Stored records:
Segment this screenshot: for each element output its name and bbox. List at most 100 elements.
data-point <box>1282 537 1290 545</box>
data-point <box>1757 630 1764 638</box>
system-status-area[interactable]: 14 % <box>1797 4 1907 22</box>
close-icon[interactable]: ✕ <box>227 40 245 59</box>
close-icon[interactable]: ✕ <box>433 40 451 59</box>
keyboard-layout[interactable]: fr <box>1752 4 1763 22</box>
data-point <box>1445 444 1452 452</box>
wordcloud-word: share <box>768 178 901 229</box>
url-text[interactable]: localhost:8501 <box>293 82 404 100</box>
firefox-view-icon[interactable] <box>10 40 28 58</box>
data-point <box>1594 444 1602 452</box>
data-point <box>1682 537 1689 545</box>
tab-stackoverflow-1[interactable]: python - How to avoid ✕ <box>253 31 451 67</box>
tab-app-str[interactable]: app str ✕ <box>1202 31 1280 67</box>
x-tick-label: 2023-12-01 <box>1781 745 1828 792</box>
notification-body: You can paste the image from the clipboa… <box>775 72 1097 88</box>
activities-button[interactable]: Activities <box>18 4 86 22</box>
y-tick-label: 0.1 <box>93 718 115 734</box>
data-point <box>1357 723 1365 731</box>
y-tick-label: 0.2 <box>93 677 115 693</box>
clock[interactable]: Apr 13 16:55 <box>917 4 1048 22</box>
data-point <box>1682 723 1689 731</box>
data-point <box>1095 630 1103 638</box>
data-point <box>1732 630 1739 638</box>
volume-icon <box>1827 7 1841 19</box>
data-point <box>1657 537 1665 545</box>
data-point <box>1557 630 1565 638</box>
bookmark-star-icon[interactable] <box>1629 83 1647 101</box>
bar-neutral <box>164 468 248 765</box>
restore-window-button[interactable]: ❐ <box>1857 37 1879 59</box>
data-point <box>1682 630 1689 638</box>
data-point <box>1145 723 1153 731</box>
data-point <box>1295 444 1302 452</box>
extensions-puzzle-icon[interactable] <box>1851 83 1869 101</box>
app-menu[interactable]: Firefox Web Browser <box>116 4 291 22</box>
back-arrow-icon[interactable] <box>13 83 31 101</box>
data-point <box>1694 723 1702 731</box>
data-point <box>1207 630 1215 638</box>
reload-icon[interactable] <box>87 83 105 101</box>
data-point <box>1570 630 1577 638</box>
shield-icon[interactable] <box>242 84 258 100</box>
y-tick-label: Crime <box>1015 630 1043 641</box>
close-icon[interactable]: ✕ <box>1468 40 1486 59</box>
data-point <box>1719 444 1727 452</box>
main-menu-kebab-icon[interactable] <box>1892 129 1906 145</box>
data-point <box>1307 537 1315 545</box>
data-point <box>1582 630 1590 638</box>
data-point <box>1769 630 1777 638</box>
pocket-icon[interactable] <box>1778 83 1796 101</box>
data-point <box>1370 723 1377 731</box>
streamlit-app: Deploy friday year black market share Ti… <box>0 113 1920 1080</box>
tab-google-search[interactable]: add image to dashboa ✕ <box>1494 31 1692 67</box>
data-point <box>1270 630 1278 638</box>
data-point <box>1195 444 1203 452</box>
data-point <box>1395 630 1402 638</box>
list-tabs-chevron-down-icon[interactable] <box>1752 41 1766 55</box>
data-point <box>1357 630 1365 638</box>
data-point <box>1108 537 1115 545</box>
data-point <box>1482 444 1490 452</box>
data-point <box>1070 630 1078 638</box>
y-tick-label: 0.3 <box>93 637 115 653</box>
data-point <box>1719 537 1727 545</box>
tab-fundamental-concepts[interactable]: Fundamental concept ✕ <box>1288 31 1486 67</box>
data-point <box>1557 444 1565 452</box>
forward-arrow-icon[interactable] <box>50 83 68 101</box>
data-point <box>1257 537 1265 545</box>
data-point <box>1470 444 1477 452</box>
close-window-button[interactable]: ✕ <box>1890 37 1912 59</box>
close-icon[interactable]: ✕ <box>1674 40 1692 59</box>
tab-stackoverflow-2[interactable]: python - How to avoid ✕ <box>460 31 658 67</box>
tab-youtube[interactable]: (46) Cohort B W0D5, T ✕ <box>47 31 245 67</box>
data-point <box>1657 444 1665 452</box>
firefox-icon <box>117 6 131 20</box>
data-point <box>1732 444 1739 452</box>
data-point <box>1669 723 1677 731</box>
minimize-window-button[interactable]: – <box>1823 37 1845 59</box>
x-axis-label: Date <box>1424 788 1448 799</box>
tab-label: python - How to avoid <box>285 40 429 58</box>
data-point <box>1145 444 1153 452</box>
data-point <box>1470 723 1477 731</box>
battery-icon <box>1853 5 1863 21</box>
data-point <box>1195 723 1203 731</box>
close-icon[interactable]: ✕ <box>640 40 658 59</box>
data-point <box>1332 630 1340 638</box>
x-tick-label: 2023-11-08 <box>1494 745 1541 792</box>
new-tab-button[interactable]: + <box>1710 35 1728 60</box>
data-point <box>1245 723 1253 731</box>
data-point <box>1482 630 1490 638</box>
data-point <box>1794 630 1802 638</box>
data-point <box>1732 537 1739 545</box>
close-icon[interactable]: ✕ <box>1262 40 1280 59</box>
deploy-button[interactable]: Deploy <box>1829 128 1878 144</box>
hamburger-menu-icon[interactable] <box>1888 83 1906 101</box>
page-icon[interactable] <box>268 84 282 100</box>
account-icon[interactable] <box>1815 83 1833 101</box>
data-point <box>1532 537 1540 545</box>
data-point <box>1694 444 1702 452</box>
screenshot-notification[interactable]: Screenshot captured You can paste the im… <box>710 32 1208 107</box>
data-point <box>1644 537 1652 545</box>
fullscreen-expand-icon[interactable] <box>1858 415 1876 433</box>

Exercise instructions:
Reproduce the data from its first line through the line containing "data-point <box>1145 723 1153 731</box>", replacing "y-tick-label" with "y-axis-label" wherever it occurs and leaving everything else unchanged.

Task output:
Segment this screenshot: for each element output its name and bbox. List at most 100 elements.
data-point <box>1282 537 1290 545</box>
data-point <box>1757 630 1764 638</box>
system-status-area[interactable]: 14 % <box>1797 4 1907 22</box>
close-icon[interactable]: ✕ <box>227 40 245 59</box>
close-icon[interactable]: ✕ <box>433 40 451 59</box>
keyboard-layout[interactable]: fr <box>1752 4 1763 22</box>
data-point <box>1445 444 1452 452</box>
wordcloud-word: share <box>768 178 901 229</box>
url-text[interactable]: localhost:8501 <box>293 82 404 100</box>
firefox-view-icon[interactable] <box>10 40 28 58</box>
data-point <box>1594 444 1602 452</box>
data-point <box>1682 537 1689 545</box>
tab-stackoverflow-1[interactable]: python - How to avoid ✕ <box>253 31 451 67</box>
tab-app-str[interactable]: app str ✕ <box>1202 31 1280 67</box>
x-tick-label: 2023-12-01 <box>1781 745 1828 792</box>
notification-body: You can paste the image from the clipboa… <box>775 72 1097 88</box>
activities-button[interactable]: Activities <box>18 4 86 22</box>
y-axis-label: 0.1 <box>93 718 115 734</box>
data-point <box>1357 723 1365 731</box>
y-axis-label: 0.2 <box>93 677 115 693</box>
clock[interactable]: Apr 13 16:55 <box>917 4 1048 22</box>
data-point <box>1682 723 1689 731</box>
data-point <box>1095 630 1103 638</box>
data-point <box>1732 630 1739 638</box>
volume-icon <box>1827 7 1841 19</box>
data-point <box>1657 537 1665 545</box>
data-point <box>1557 630 1565 638</box>
bookmark-star-icon[interactable] <box>1629 83 1647 101</box>
bar-neutral <box>164 468 248 765</box>
restore-window-button[interactable]: ❐ <box>1857 37 1879 59</box>
data-point <box>1682 630 1689 638</box>
data-point <box>1145 723 1153 731</box>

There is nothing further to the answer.